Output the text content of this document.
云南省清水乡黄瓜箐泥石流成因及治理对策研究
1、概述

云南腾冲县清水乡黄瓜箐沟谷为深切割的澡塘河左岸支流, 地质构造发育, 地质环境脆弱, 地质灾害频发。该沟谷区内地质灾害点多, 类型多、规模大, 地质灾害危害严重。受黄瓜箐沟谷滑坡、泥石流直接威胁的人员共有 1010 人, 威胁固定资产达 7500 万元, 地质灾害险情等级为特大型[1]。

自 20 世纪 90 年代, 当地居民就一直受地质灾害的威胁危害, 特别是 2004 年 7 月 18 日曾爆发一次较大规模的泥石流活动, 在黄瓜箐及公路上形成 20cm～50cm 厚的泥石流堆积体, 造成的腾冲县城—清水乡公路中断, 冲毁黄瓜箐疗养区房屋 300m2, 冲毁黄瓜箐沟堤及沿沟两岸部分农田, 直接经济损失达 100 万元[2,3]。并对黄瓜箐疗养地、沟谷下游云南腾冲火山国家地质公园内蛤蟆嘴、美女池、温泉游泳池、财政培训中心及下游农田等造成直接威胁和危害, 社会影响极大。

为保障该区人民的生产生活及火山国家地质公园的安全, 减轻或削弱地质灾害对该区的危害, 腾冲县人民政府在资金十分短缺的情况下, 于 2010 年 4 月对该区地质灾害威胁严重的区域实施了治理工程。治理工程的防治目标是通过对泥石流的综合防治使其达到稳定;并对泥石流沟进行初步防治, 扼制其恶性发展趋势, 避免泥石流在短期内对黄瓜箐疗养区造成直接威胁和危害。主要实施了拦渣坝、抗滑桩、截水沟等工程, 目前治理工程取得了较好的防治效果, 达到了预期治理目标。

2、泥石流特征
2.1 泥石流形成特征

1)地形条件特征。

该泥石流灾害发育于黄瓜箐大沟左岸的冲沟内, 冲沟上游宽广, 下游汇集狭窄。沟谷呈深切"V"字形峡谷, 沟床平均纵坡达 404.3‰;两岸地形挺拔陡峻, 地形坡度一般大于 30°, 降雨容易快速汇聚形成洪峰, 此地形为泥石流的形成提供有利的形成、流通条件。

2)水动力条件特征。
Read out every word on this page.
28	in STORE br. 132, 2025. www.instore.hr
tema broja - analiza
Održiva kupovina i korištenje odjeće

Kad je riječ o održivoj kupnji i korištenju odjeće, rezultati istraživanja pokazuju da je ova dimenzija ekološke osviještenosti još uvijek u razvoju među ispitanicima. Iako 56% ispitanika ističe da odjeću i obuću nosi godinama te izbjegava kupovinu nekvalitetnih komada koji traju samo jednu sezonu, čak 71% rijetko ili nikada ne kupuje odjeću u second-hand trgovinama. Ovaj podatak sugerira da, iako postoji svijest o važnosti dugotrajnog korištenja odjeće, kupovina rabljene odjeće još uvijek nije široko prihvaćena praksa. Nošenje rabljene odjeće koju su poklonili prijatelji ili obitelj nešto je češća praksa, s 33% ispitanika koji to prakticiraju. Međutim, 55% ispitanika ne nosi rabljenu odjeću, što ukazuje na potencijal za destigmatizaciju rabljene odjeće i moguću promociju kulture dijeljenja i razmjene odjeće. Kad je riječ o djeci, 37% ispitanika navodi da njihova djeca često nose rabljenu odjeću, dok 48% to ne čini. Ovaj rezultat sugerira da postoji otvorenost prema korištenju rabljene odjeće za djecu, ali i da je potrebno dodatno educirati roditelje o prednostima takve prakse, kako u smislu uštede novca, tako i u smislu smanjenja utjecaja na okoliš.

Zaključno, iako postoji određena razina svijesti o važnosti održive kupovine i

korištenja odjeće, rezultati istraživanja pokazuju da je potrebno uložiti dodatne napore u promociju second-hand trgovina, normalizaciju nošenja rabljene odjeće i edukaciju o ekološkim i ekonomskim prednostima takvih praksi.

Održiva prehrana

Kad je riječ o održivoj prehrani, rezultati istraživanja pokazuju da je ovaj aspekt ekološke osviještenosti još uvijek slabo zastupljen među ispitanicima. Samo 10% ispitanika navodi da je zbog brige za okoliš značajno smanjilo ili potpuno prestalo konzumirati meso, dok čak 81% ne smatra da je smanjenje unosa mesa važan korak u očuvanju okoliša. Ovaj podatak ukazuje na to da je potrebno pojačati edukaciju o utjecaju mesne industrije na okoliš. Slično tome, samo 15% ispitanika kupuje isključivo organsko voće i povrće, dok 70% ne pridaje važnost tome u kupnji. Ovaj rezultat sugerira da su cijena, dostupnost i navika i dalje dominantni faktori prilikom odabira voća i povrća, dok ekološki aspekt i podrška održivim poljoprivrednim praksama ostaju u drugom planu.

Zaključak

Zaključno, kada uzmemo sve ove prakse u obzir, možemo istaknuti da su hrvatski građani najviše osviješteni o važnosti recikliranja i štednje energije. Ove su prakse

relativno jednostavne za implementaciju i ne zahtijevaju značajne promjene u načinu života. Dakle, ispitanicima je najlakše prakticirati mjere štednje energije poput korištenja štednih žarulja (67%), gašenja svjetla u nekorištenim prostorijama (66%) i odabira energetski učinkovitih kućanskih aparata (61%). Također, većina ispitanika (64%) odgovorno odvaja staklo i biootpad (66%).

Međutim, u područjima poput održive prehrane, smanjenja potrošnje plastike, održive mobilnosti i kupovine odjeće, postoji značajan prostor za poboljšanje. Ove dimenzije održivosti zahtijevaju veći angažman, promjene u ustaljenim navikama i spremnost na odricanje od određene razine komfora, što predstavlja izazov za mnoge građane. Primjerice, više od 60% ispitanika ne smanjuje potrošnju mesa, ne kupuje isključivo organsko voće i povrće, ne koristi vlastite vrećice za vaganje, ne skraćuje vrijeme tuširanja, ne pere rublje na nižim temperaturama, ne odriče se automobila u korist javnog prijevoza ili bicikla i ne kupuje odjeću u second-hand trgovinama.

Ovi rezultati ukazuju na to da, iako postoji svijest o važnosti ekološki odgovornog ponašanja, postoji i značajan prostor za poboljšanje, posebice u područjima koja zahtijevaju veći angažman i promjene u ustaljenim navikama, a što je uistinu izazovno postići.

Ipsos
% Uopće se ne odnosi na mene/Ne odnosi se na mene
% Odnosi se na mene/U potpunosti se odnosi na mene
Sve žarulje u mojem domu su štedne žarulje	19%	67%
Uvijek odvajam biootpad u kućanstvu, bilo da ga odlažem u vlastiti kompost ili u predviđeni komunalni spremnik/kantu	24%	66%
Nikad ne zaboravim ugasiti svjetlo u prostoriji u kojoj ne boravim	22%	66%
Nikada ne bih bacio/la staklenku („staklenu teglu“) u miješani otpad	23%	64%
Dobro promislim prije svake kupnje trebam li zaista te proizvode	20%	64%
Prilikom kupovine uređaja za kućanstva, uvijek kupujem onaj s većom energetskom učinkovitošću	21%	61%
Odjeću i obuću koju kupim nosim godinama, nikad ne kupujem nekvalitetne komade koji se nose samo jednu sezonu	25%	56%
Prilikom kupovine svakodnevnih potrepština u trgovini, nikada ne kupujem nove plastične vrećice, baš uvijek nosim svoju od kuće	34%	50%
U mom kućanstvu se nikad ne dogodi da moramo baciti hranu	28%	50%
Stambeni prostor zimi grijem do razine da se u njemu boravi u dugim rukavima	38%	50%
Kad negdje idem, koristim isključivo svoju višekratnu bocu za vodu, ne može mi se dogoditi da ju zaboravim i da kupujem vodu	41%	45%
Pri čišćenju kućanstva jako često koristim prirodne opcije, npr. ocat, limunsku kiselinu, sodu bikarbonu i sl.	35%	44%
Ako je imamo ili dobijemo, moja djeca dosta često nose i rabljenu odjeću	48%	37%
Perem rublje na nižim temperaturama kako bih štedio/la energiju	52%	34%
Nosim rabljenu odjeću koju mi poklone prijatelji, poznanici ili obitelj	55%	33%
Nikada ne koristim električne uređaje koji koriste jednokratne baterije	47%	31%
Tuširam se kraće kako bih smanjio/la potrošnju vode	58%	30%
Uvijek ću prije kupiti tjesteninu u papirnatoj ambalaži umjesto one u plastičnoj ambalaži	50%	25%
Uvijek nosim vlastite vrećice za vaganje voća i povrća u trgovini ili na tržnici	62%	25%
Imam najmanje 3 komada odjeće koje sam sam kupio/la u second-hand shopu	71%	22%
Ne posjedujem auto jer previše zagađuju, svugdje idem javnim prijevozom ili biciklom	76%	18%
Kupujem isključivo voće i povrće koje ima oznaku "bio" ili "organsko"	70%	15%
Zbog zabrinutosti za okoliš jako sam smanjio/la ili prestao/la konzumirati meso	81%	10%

= = =

» OBJECTIVE: Find all the lines containing "idem" in the material, then copy them.

» THE COMPLETED TASK:
Kad negdje idem, koristim isključivo svoju višekratnu bocu za vodu, ne može mi se dogoditi da ju zaboravim i da kupujem vodu	41%	45%
Ne posjedujem auto jer previše zagađuju, svugdje idem javnim prijevozom ili biciklom	76%	18%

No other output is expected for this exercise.